Provided records:
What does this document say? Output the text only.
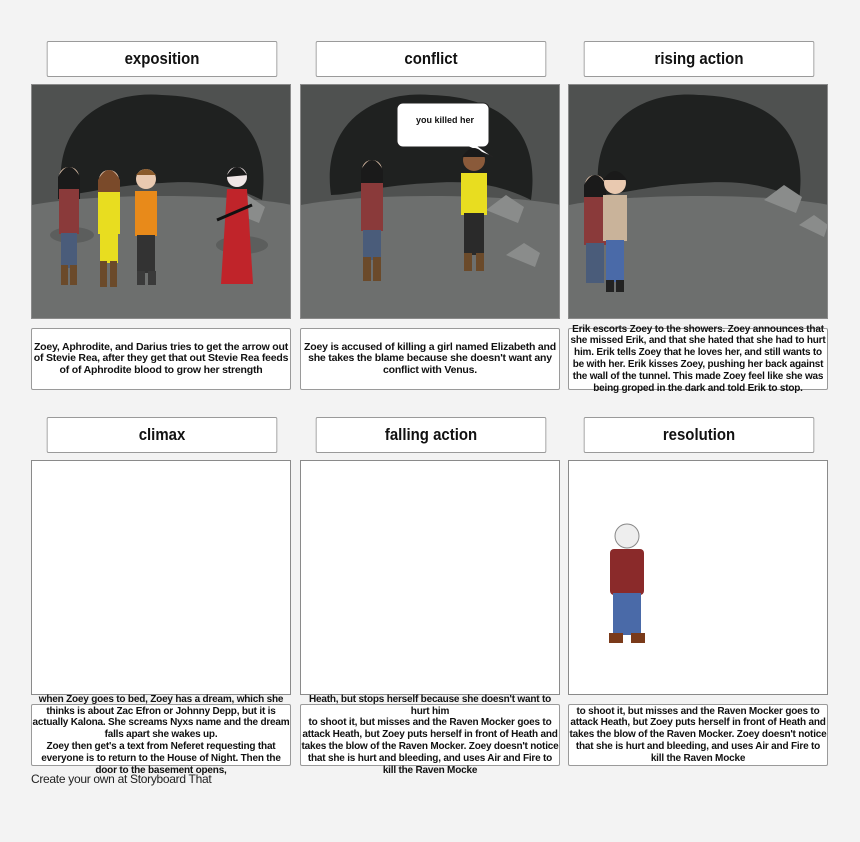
exposition	conflict	rising action
you killed her
Zoey, Aphrodite, and Darius tries to get the arrow out of Stevie Rea, after they get that out Stevie Rea feeds of of Aphrodite blood to grow her strength
Zoey is accused of killing a girl named Elizabeth and she takes the blame because she doesn't want any conflict with Venus.
Erik escorts Zoey to the showers. Zoey announces that she missed Erik, and that she hated that she had to hurt him. Erik tells Zoey that he loves her, and still wants to be with her. Erik kisses Zoey, pushing her back against the wall of the tunnel. This made Zoey feel like she was being groped in the dark and told Erik to stop.
climax	falling action	resolution
when Zoey goes to bed, Zoey has a dream, which she thinks is about Zac Efron or Johnny Depp, but it is actually Kalona. She screams Nyxs name and the dream falls apart she wakes up.
Zoey then get's a text from Neferet requesting that everyone is to return to the House of Night. Then the door to the basement opens,
Heath, but stops herself because she doesn't want to hurt him
to shoot it, but misses and the Raven Mocker goes to attack Heath, but Zoey puts herself in front of Heath and takes the blow of the Raven Mocker. Zoey doesn't notice that she is hurt and bleeding, and uses Air and Fire to kill the Raven Mocke
to shoot it, but misses and the Raven Mocker goes to attack Heath, but Zoey puts herself in front of Heath and takes the blow of the Raven Mocker. Zoey doesn't notice that she is hurt and bleeding, and uses Air and Fire to kill the Raven Mocke
Create your own at Storyboard That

Exercise description: Pick out every line holding the string "doesn" and return it.

Result for this task:
Zoey is accused of killing a girl named Elizabeth and she takes the blame because she doesn't want any conflict with Venus.
Heath, but stops herself because she doesn't want to hurt him
to shoot it, but misses and the Raven Mocker goes to attack Heath, but Zoey puts herself in front of Heath and takes the blow of the Raven Mocker. Zoey doesn't notice that she is hurt and bleeding, and uses Air and Fire to kill the Raven Mocke
to shoot it, but misses and the Raven Mocker goes to attack Heath, but Zoey puts herself in front of Heath and takes the blow of the Raven Mocker. Zoey doesn't notice that she is hurt and bleeding, and uses Air and Fire to kill the Raven Mocke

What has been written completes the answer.